▶ [What needs to be done]:
Search the records for "input" and copy each line that holds it.

::::

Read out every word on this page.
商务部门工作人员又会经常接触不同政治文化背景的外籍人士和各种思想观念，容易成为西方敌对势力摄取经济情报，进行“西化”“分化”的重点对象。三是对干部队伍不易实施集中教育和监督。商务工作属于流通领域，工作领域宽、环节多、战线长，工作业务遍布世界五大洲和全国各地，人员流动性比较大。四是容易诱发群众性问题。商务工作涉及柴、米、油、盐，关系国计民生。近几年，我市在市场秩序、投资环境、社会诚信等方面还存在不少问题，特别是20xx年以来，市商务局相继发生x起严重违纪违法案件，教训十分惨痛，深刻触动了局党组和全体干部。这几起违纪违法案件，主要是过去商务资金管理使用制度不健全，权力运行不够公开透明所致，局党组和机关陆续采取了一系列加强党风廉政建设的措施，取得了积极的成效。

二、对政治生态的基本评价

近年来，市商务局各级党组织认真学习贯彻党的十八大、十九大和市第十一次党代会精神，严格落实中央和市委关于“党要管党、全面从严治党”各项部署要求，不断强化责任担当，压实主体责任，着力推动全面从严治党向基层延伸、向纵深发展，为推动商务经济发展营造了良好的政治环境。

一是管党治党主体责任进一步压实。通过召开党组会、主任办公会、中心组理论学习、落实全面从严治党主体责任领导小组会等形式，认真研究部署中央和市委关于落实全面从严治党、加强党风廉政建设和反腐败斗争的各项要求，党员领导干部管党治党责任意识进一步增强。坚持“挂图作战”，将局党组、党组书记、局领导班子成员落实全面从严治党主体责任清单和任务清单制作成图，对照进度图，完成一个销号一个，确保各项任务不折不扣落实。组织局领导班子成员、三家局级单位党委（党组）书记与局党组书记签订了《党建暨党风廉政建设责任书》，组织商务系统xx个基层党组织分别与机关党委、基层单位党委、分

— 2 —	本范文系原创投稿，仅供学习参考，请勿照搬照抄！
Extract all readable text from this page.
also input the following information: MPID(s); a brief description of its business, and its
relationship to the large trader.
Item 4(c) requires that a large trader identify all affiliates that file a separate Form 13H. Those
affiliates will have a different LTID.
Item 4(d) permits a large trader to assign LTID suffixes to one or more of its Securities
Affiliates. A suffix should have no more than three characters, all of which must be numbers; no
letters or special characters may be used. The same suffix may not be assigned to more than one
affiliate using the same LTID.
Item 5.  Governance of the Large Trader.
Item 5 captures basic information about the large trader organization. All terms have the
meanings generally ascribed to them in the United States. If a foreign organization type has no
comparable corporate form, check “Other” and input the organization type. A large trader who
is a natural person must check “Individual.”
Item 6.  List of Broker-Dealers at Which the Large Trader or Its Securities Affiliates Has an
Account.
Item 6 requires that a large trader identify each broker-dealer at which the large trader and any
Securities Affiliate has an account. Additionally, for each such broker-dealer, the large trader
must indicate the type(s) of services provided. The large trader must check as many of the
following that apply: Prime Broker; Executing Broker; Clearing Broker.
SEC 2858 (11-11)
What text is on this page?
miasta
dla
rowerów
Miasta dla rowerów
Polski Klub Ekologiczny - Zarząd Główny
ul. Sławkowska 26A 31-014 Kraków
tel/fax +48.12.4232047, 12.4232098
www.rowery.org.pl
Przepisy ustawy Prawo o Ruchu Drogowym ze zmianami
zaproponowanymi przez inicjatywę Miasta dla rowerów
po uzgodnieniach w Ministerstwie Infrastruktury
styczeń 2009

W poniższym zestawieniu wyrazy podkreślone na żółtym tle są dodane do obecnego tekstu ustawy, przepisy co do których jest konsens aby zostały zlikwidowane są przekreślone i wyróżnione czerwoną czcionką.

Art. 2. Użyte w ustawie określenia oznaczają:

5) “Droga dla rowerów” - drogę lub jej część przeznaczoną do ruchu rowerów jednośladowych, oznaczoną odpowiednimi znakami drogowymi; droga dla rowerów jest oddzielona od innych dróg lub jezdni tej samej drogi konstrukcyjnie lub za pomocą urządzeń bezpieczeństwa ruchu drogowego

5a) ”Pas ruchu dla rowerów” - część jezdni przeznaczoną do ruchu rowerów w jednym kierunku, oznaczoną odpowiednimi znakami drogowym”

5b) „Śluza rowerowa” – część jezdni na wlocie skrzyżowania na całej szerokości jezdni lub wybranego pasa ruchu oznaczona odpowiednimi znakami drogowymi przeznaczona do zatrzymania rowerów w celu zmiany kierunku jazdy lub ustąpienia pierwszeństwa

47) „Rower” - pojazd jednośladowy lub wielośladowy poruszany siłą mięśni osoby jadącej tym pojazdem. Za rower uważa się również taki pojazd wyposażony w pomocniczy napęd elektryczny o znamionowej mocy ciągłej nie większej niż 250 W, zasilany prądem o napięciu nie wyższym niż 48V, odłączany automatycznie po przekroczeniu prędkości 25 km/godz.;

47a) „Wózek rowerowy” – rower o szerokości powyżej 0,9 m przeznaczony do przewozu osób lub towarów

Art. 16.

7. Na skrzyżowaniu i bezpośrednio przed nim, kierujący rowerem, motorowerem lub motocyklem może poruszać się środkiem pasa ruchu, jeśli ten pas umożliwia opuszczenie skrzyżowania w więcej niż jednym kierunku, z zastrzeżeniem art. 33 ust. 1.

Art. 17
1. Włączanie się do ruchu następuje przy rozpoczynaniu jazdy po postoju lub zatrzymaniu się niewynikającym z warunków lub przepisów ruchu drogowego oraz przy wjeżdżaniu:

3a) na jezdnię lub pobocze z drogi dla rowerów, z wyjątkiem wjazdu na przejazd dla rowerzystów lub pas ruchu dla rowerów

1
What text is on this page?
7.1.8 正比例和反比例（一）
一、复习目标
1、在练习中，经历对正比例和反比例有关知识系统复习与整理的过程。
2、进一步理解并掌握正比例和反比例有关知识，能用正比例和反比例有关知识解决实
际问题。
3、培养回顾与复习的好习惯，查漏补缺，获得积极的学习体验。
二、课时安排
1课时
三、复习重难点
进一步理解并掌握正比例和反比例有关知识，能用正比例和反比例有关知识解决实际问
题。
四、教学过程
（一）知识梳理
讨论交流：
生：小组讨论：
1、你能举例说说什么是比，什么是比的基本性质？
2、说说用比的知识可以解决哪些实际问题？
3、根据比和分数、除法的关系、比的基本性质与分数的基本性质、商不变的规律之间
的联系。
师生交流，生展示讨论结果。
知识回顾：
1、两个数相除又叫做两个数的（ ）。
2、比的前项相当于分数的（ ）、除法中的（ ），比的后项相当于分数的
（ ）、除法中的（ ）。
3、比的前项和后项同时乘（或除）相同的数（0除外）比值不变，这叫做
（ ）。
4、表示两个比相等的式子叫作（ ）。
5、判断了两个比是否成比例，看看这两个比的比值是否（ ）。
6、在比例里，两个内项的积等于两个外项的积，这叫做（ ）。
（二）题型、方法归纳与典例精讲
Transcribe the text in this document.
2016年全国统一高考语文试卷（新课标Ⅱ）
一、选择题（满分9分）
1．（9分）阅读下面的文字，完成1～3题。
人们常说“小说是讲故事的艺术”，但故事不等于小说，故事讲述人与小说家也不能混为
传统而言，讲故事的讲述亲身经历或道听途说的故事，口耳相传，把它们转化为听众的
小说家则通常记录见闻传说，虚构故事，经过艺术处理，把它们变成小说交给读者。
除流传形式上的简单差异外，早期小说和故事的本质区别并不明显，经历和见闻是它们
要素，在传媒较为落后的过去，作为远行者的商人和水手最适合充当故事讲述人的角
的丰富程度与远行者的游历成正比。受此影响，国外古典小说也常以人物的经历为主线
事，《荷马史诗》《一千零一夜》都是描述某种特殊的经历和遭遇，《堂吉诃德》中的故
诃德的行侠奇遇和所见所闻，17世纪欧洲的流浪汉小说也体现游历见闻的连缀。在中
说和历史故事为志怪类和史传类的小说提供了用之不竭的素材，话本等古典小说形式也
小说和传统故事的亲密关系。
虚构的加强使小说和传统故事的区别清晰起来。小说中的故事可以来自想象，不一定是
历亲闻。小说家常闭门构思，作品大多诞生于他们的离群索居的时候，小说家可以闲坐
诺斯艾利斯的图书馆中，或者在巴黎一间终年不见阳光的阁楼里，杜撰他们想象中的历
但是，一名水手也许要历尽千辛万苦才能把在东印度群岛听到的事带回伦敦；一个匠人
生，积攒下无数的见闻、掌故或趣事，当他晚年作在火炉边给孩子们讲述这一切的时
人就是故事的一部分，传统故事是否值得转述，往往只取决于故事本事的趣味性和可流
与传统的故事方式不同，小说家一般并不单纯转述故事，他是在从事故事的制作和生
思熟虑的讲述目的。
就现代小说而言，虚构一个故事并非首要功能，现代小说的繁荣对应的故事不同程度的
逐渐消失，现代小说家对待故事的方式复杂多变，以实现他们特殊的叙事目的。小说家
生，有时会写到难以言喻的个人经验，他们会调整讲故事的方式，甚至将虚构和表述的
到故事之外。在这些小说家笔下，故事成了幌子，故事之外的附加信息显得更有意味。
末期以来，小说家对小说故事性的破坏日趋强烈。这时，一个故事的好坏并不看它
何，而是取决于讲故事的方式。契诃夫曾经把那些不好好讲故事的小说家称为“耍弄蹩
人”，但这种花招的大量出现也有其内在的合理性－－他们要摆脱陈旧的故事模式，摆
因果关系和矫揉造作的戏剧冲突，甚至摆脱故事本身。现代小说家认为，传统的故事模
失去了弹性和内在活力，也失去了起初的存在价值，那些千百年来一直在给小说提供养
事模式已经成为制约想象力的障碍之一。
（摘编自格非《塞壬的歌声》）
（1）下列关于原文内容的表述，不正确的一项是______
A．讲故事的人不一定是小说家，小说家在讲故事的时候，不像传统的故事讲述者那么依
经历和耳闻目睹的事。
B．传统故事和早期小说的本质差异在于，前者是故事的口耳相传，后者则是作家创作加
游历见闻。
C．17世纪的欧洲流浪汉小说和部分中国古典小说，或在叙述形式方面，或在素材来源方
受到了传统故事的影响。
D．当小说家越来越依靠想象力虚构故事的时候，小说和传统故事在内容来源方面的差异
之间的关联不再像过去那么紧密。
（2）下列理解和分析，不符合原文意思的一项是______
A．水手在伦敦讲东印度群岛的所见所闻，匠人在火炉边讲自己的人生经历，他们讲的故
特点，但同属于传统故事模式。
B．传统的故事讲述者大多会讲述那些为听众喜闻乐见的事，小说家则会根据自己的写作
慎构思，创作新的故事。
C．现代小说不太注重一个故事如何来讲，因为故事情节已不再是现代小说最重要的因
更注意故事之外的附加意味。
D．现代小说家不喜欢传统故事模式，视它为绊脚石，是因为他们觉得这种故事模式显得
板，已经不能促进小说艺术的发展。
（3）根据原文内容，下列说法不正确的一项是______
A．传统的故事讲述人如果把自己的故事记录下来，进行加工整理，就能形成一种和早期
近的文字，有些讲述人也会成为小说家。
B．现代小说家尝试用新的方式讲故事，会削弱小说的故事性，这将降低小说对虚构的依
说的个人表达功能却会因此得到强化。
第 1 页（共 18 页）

::::

▶ [Reply to the task]:
also input the following information: MPID(s); a brief description of its business, and its
comparable corporate form, check “Other” and input the organization type. A large trader who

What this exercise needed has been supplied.